Document segment:
*** Block opens ***

Android Hides Some Really Handy Secrets Just Before Your Very Face (15 pics)

Posted in INTERESTING       21 Feb 2017       8156       GALLERY VIEW

If you’re familiar with the chrome://flags shortcut in Google Chrome, the System UI Tuner is more or less that. To activate it, pull down the Quick Settings menu, then hold down on the gear icon in the top right corner until it starts spinning. It should take 5-7 seconds.

Let go, and you’ll see this little notification at the bottom of your display.

You’ll know you did things right if you see a little wrench symbol next to the Settings gear.

To find the Tuner itself, go into Settings, then look under the “System” section. It should be toward the bottom.

You’ll see this warning the first time you hop in, giving you the usual spiel about how all of this is hidden for a reason.

For what it’s worth, I’ve seen the occasional moment of sluggishness in my time tinkering with things, but I’ve yet to run into any device-bricking bugs.

The menu will look like this.

From there, you can hit the "Status bar" tab to mess with how things look in Android’s status bar. One handy toggle lets you see the battery percentage over the top of that icon, for instance.

You can set it so that number is always showing, never showing, or only showing while charging.

You can also adjust the clock to show seconds alongside minutes and hours, because why not.

You can also change which settings you want to be in the status bar in the first place. For instance, if you rarely use airplane mode or Bluetooth, you can hide those icons from wasting space.

Head back out and you can make tweaks to Android’s “Do Not Disturb” mode, making it so a toggle shows up whenever you adjust the volume.

But the Tuner’s most interesting bits are usually in the “Other” section. The main thing there now, for example, is an option called “power notification controls."

Normally, Android leaves most of an app’s notification preferences up to the developer. Nougat gives you a set of options to adjust those, but they’re fairly simple: You can block all of a given app’s notifications, make them all silent, or prioritize them to override Do Not Disturb mode.

*** Block closes ***

Questions on the material:
A: According to the article on hidden Android features, how long should it take to hold down the gear icon before the System UI Tuner activates?
B: Rewrite the article on hidden Android features between "To find the" and "for a reason.", inclusive, replacing "warning" with "notice".
C: Write the next part of the article on hidden Android features, starting after its final sentence.

Material supplied:
*** Block opens ***

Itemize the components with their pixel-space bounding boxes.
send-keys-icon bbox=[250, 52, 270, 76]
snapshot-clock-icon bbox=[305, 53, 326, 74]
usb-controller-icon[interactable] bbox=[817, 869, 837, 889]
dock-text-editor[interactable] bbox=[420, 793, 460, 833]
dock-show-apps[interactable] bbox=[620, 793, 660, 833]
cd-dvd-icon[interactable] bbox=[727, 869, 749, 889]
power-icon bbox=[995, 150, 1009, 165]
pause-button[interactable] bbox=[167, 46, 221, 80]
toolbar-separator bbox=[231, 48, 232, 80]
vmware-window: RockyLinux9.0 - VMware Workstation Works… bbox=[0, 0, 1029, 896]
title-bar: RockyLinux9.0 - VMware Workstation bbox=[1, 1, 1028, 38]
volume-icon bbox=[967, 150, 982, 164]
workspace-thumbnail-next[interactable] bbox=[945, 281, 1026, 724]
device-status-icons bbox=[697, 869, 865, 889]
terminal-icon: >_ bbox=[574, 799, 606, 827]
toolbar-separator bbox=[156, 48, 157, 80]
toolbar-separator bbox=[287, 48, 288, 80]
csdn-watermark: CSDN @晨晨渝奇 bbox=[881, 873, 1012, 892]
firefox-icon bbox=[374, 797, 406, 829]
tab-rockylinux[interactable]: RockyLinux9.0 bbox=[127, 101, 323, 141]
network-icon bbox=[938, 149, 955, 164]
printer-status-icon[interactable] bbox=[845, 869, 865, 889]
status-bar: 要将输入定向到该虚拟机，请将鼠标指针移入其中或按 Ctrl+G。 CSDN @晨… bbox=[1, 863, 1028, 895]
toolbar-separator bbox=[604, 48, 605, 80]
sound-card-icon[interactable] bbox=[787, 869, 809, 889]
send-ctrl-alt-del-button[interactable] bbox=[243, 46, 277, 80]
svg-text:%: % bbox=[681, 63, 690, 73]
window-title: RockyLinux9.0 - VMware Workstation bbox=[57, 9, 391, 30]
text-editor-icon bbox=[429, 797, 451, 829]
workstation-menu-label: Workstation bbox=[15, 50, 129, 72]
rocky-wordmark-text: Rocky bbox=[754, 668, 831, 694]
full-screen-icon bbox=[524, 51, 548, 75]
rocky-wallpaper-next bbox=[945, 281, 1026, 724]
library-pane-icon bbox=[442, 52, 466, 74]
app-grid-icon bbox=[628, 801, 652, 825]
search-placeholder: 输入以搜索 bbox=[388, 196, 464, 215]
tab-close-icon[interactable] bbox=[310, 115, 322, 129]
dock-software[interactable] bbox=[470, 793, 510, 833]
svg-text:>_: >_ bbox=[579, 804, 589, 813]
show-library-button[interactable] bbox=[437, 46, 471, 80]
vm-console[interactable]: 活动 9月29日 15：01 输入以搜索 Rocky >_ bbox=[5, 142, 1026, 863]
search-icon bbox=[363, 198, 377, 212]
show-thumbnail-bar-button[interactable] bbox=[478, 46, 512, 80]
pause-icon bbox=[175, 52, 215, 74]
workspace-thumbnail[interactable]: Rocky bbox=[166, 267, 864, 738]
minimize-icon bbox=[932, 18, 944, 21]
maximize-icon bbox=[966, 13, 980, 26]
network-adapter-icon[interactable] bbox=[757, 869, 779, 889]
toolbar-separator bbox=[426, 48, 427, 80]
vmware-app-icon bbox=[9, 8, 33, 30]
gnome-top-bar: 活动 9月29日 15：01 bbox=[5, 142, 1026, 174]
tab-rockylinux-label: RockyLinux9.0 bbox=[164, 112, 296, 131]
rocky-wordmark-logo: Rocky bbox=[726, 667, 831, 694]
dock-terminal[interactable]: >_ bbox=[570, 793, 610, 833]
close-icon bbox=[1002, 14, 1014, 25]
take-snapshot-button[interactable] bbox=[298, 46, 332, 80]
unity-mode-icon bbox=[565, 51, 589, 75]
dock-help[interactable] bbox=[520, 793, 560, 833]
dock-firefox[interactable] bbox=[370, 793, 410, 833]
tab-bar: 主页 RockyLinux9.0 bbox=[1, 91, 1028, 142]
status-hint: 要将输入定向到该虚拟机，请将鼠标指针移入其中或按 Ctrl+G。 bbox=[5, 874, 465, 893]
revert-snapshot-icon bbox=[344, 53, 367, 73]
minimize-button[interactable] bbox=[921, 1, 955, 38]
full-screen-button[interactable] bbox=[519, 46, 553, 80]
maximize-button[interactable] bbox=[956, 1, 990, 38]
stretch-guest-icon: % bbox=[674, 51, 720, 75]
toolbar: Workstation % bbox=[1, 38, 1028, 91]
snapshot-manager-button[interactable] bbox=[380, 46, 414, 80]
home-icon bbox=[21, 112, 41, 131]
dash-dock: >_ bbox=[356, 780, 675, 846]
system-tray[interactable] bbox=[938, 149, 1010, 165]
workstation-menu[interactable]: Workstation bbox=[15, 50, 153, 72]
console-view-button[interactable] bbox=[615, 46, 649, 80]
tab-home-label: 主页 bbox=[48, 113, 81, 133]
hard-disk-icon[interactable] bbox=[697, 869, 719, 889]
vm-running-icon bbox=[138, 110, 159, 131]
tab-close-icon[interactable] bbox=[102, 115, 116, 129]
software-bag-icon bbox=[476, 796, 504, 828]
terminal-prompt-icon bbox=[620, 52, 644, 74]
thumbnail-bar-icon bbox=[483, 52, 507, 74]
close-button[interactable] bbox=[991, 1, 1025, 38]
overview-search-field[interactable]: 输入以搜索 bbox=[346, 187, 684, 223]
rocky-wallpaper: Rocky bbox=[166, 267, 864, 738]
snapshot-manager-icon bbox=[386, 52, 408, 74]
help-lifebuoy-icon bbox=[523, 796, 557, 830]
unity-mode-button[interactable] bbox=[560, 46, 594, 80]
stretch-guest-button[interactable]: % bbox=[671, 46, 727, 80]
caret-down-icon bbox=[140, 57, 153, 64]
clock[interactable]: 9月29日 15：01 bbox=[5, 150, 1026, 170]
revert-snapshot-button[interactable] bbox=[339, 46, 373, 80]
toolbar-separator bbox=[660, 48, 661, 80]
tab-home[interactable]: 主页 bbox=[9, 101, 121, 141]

*** Block closes ***

Task results:
A: It should take 5-7 seconds.

B:
To find the Tuner itself, go into Settings, then look under the “System” section. It should be toward the bottom.

You’ll see this notice the first time you hop in, giving you the usual spiel about how all of this is hidden for a reason.

C:
With those "power notification controls," each app's notification options are warped into a more granular, six-level scale. If you set an app to Level 0, you’ll block it from providing any notifications whatsoever. If you set one to level 5, any of its notifications will override your whole screen, much like what you get with a phone call (provided that app has “full screen interruption” ability in the first place).

In between, you can stop certain notifications from “peeking,” or popping up in a little card over the top of your display. You can see the full scale below — either way, it should come in handy if you’ve very particular about when you want certain apps to bug you.

If you have a phone with access to the System UI Tuner, it's worth checking back in after each Android software update. Back before Nougat was released, for example, Google tested out an OS-wide dark theme as well as a night mode. The latter eventually resulted in the "Night Light" setting that's available on Pixel phones today.

All told, there’s nothing particularly game-changing here, but it’s still fun to see the tricks hidden beneath your device’s surface. If you don’t think it’s worth it, though, you can hit the dotted hamburger icon at the top right corner of the Tuner page, then tap “Remove from settings.” Android will immediately go back to normal.